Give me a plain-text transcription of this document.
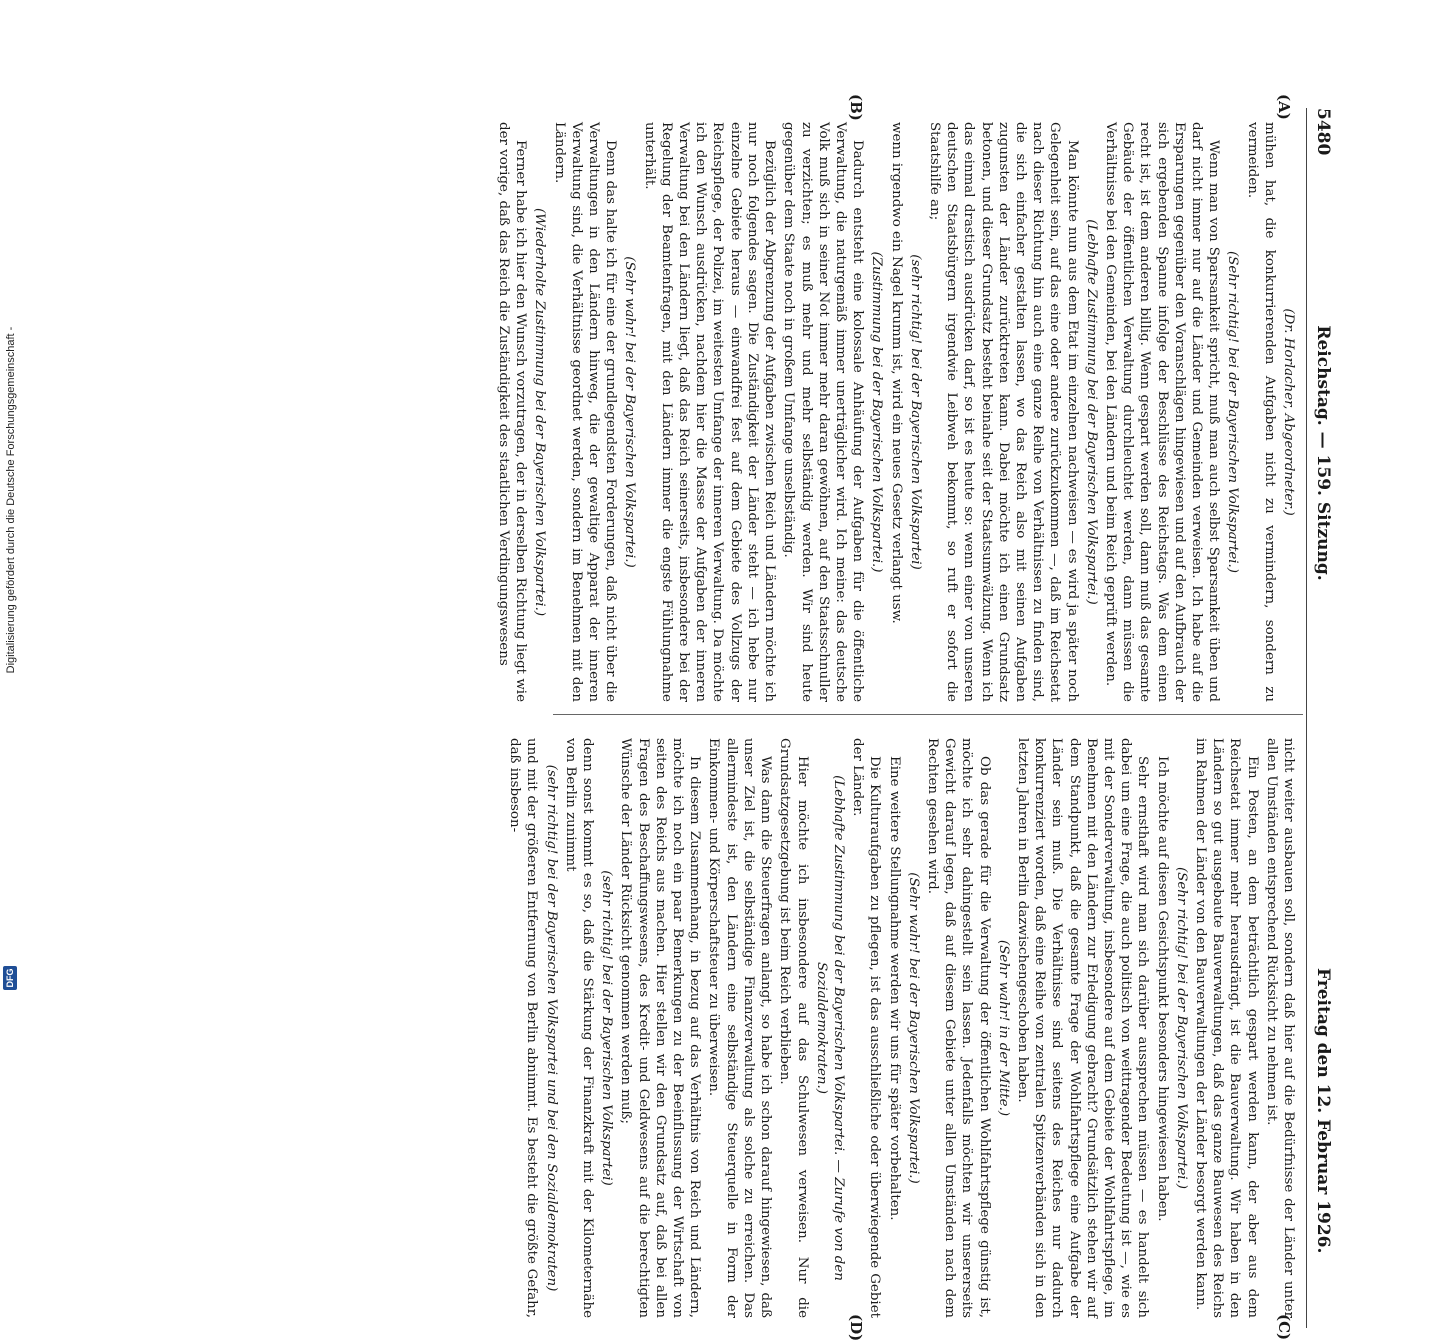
Digitalisierung gefördert durch die Deutsche Forschungsgemeinschaft -
DFG
5480
Reichstag. — 159. Sitzung.
Freitag den 12. Februar 1926.
(A)
(B)
(C)
(D)

(Dr. Horlacher, Abgeordneter.)

mühen hat, die konkurrierenden Aufgaben nicht zu vermindern, sondern zu vermeiden.

(Sehr richtig! bei der Bayerischen Volkspartei.)

Wenn man von Sparsamkeit spricht, muß man auch selbst Sparsamkeit üben und darf nicht immer nur auf die Länder und Gemeinden verweisen. Ich habe auf die Ersparungen gegenüber den Voranschlägen hingewiesen und auf den Aufbrauch der sich ergebenden Spanne infolge der Beschlüsse des Reichstags. Was dem einen recht ist, ist dem anderen billig. Wenn gespart werden soll, dann muß das gesamte Gebäude der öffentlichen Verwaltung durchleuchtet werden, dann müssen die Verhältnisse bei den Gemeinden, bei den Ländern und beim Reich geprüft werden.

(Lebhafte Zustimmung bei der Bayerischen Volkspartei.)

Man könnte nun aus dem Etat im einzelnen nachweisen — es wird ja später noch Gelegenheit sein, auf das eine oder andere zurückzukommen —, daß im Reichsetat nach dieser Richtung hin auch eine ganze Reihe von Verhältnissen zu finden sind, die sich einfacher gestalten lassen, wo das Reich also mit seinen Aufgaben zugunsten der Länder zurücktreten kann. Dabei möchte ich einen Grundsatz betonen, und dieser Grundsatz besteht beinahe seit der Staatsumwälzung. Wenn ich das einmal drastisch ausdrücken darf, so ist es heute so: wenn einer von unseren deutschen Staatsbürgern irgendwie Leibweh bekommt, so ruft er sofort die Staatshilfe an;

(sehr richtig! bei der Bayerischen Volkspartei)

wenn irgendwo ein Nagel krumm ist, wird ein neues Gesetz verlangt usw.

(Zustimmung bei der Bayerischen Volkspartei.)

Dadurch entsteht eine kolossale Anhäufung der Aufgaben für die öffentliche Verwaltung, die naturgemäß immer unerträglicher wird. Ich meine: das deutsche Volk muß sich in seiner Not immer mehr daran gewöhnen, auf den Staatsschnuller zu verzichten; es muß mehr und mehr selbständig werden. Wir sind heute gegenüber dem Staate noch in großem Umfange unselbständig.

Bezüglich der Abgrenzung der Aufgaben zwischen Reich und Ländern möchte ich nur noch folgendes sagen. Die Zuständigkeit der Länder steht — ich hebe nur einzelne Gebiete heraus — einwandfrei fest auf dem Gebiete des Vollzugs der Reichspflege, der Polizei, im weitesten Umfange der inneren Verwaltung. Da möchte ich den Wunsch ausdrücken, nachdem hier die Masse der Aufgaben der inneren Verwaltung bei den Ländern liegt, daß das Reich seinerseits, insbesondere bei der Regelung der Beamtenfragen, mit den Ländern immer die engste Fühlungnahme unterhält.

(Sehr wahr! bei der Bayerischen Volkspartei.)

Denn das halte ich für eine der grundlegendsten Forderungen, daß nicht über die Verwaltungen in den Ländern hinweg, die der gewaltige Apparat der inneren Verwaltung sind, die Verhältnisse geordnet werden, sondern im Benehmen mit den Ländern.

(Wiederholte Zustimmung bei der Bayerischen Volkspartei.)

Ferner habe ich hier den Wunsch vorzutragen, der in derselben Richtung liegt wie der vorige, daß das Reich die Zuständigkeit des staatlichen Verdingungswesens

nicht weiter ausbauen soll, sondern daß hier auf die Bedürfnisse der Länder unter allen Umständen entsprechend Rücksicht zu nehmen ist.

Ein Posten, an dem beträchtlich gespart werden kann, der aber aus dem Reichsetat immer mehr herausdrängt, ist die Bauverwaltung. Wir haben in den Ländern so gut ausgebaute Bauverwaltungen, daß das ganze Bauwesen des Reichs im Rahmen der Länder von den Bauverwaltungen der Länder besorgt werden kann.

(Sehr richtig! bei der Bayerischen Volkspartei.)

Ich möchte auf diesen Gesichtspunkt besonders hingewiesen haben.

Sehr ernsthaft wird man sich darüber aussprechen müssen — es handelt sich dabei um eine Frage, die auch politisch von weittragender Bedeutung ist —, wie es mit der Sonderverwaltung, insbesondere auf dem Gebiete der Wohlfahrtspflege, im Benehmen mit den Ländern zur Erledigung gebracht? Grundsätzlich stehen wir auf dem Standpunkt, daß die gesamte Frage der Wohlfahrtspflege eine Aufgabe der Länder sein muß. Die Verhältnisse sind seitens des Reiches nur dadurch konkurrenziert worden, daß eine Reihe von zentralen Spitzenverbänden sich in den letzten Jahren in Berlin dazwischengeschoben haben.

(Sehr wahr! in der Mitte.)

Ob das gerade für die Verwaltung der öffentlichen Wohlfahrtspflege günstig ist, möchte ich sehr dahingestellt sein lassen. Jedenfalls möchten wir unsererseits Gewicht darauf legen, daß auf diesem Gebiete unter allen Umständen nach dem Rechten gesehen wird.

(Sehr wahr! bei der Bayerischen Volkspartei.)

Eine weitere Stellungnahme werden wir uns für später vorbehalten.

Die Kulturaufgaben zu pflegen, ist das ausschließliche oder überwiegende Gebiet der Länder.

(Lebhafte Zustimmung bei der Bayerischen Volkspartei. — Zurufe von den Sozialdemokraten.)

Hier möchte ich insbesondere auf das Schulwesen verweisen. Nur die Grundsatzgesetzgebung ist beim Reich verblieben.

Was dann die Steuerfragen anlangt, so habe ich schon darauf hingewiesen, daß unser Ziel ist, die selbständige Finanzverwaltung als solche zu erreichen. Das allermindeste ist, den Ländern eine selbständige Steuerquelle in Form der Einkommen- und Körperschaftsteuer zu überweisen.

In diesem Zusammenhang, in bezug auf das Verhältnis von Reich und Ländern, möchte ich noch ein paar Bemerkungen zu der Beeinflussung der Wirtschaft von seiten des Reichs aus machen. Hier stellen wir den Grundsatz auf, daß bei allen Fragen des Beschaffungswesens, des Kredit- und Geldwesens auf die berechtigten Wünsche der Länder Rücksicht genommen werden muß;

(sehr richtig! bei der Bayerischen Volkspartei)

denn sonst kommt es so, daß die Stärkung der Finanzkraft mit der Kilometernähe von Berlin zunimmt

(sehr richtig! bei der Bayerischen Volkspartei und bei den Sozialdemokraten)

und mit der größeren Entfernung von Berlin abnimmt. Es besteht die größte Gefahr, daß insbeson-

■ ■ ■

> [Work item]
The material above is to be set down exactly, with pictures removed.

> [Task solution]
Give me a plain-text transcription of this document.
Digitalisierung gefördert durch die Deutsche Forschungsgemeinschaft -
DFG
5480
Reichstag. — 159. Sitzung.
Freitag den 12. Februar 1926.
(A)
(B)
(C)
(D)

(Dr. Horlacher, Abgeordneter.)

mühen hat, die konkurrierenden Aufgaben nicht zu vermindern, sondern zu vermeiden.

(Sehr richtig! bei der Bayerischen Volkspartei.)

Wenn man von Sparsamkeit spricht, muß man auch selbst Sparsamkeit üben und darf nicht immer nur auf die Länder und Gemeinden verweisen. Ich habe auf die Ersparungen gegenüber den Voranschlägen hingewiesen und auf den Aufbrauch der sich ergebenden Spanne infolge der Beschlüsse des Reichstags. Was dem einen recht ist, ist dem anderen billig. Wenn gespart werden soll, dann muß das gesamte Gebäude der öffentlichen Verwaltung durchleuchtet werden, dann müssen die Verhältnisse bei den Gemeinden, bei den Ländern und beim Reich geprüft werden.

(Lebhafte Zustimmung bei der Bayerischen Volkspartei.)

Man könnte nun aus dem Etat im einzelnen nachweisen — es wird ja später noch Gelegenheit sein, auf das eine oder andere zurückzukommen —, daß im Reichsetat nach dieser Richtung hin auch eine ganze Reihe von Verhältnissen zu finden sind, die sich einfacher gestalten lassen, wo das Reich also mit seinen Aufgaben zugunsten der Länder zurücktreten kann. Dabei möchte ich einen Grundsatz betonen, und dieser Grundsatz besteht beinahe seit der Staatsumwälzung. Wenn ich das einmal drastisch ausdrücken darf, so ist es heute so: wenn einer von unseren deutschen Staatsbürgern irgendwie Leibweh bekommt, so ruft er sofort die Staatshilfe an;

(sehr richtig! bei der Bayerischen Volkspartei)

wenn irgendwo ein Nagel krumm ist, wird ein neues Gesetz verlangt usw.

(Zustimmung bei der Bayerischen Volkspartei.)

Dadurch entsteht eine kolossale Anhäufung der Aufgaben für die öffentliche Verwaltung, die naturgemäß immer unerträglicher wird. Ich meine: das deutsche Volk muß sich in seiner Not immer mehr daran gewöhnen, auf den Staatsschnuller zu verzichten; es muß mehr und mehr selbständig werden. Wir sind heute gegenüber dem Staate noch in großem Umfange unselbständig.

Bezüglich der Abgrenzung der Aufgaben zwischen Reich und Ländern möchte ich nur noch folgendes sagen. Die Zuständigkeit der Länder steht — ich hebe nur einzelne Gebiete heraus — einwandfrei fest auf dem Gebiete des Vollzugs der Reichspflege, der Polizei, im weitesten Umfange der inneren Verwaltung. Da möchte ich den Wunsch ausdrücken, nachdem hier die Masse der Aufgaben der inneren Verwaltung bei den Ländern liegt, daß das Reich seinerseits, insbesondere bei der Regelung der Beamtenfragen, mit den Ländern immer die engste Fühlungnahme unterhält.

(Sehr wahr! bei der Bayerischen Volkspartei.)

Denn das halte ich für eine der grundlegendsten Forderungen, daß nicht über die Verwaltungen in den Ländern hinweg, die der gewaltige Apparat der inneren Verwaltung sind, die Verhältnisse geordnet werden, sondern im Benehmen mit den Ländern.

(Wiederholte Zustimmung bei der Bayerischen Volkspartei.)

Ferner habe ich hier den Wunsch vorzutragen, der in derselben Richtung liegt wie der vorige, daß das Reich die Zuständigkeit des staatlichen Verdingungswesens

nicht weiter ausbauen soll, sondern daß hier auf die Bedürfnisse der Länder unter allen Umständen entsprechend Rücksicht zu nehmen ist.

Ein Posten, an dem beträchtlich gespart werden kann, der aber aus dem Reichsetat immer mehr herausdrängt, ist die Bauverwaltung. Wir haben in den Ländern so gut ausgebaute Bauverwaltungen, daß das ganze Bauwesen des Reichs im Rahmen der Länder von den Bauverwaltungen der Länder besorgt werden kann.

(Sehr richtig! bei der Bayerischen Volkspartei.)

Ich möchte auf diesen Gesichtspunkt besonders hingewiesen haben.

Sehr ernsthaft wird man sich darüber aussprechen müssen — es handelt sich dabei um eine Frage, die auch politisch von weittragender Bedeutung ist —, wie es mit der Sonderverwaltung, insbesondere auf dem Gebiete der Wohlfahrtspflege, im Benehmen mit den Ländern zur Erledigung gebracht? Grundsätzlich stehen wir auf dem Standpunkt, daß die gesamte Frage der Wohlfahrtspflege eine Aufgabe der Länder sein muß. Die Verhältnisse sind seitens des Reiches nur dadurch konkurrenziert worden, daß eine Reihe von zentralen Spitzenverbänden sich in den letzten Jahren in Berlin dazwischengeschoben haben.

(Sehr wahr! in der Mitte.)

Ob das gerade für die Verwaltung der öffentlichen Wohlfahrtspflege günstig ist, möchte ich sehr dahingestellt sein lassen. Jedenfalls möchten wir unsererseits Gewicht darauf legen, daß auf diesem Gebiete unter allen Umständen nach dem Rechten gesehen wird.

(Sehr wahr! bei der Bayerischen Volkspartei.)

Eine weitere Stellungnahme werden wir uns für später vorbehalten.

Die Kulturaufgaben zu pflegen, ist das ausschließliche oder überwiegende Gebiet der Länder.

(Lebhafte Zustimmung bei der Bayerischen Volkspartei. — Zurufe von den Sozialdemokraten.)

Hier möchte ich insbesondere auf das Schulwesen verweisen. Nur die Grundsatzgesetzgebung ist beim Reich verblieben.

Was dann die Steuerfragen anlangt, so habe ich schon darauf hingewiesen, daß unser Ziel ist, die selbständige Finanzverwaltung als solche zu erreichen. Das allermindeste ist, den Ländern eine selbständige Steuerquelle in Form der Einkommen- und Körperschaftsteuer zu überweisen.

In diesem Zusammenhang, in bezug auf das Verhältnis von Reich und Ländern, möchte ich noch ein paar Bemerkungen zu der Beeinflussung der Wirtschaft von seiten des Reichs aus machen. Hier stellen wir den Grundsatz auf, daß bei allen Fragen des Beschaffungswesens, des Kredit- und Geldwesens auf die berechtigten Wünsche der Länder Rücksicht genommen werden muß;

(sehr richtig! bei der Bayerischen Volkspartei)

denn sonst kommt es so, daß die Stärkung der Finanzkraft mit der Kilometernähe von Berlin zunimmt

(sehr richtig! bei der Bayerischen Volkspartei und bei den Sozialdemokraten)

und mit der größeren Entfernung von Berlin abnimmt. Es besteht die größte Gefahr, daß insbeson-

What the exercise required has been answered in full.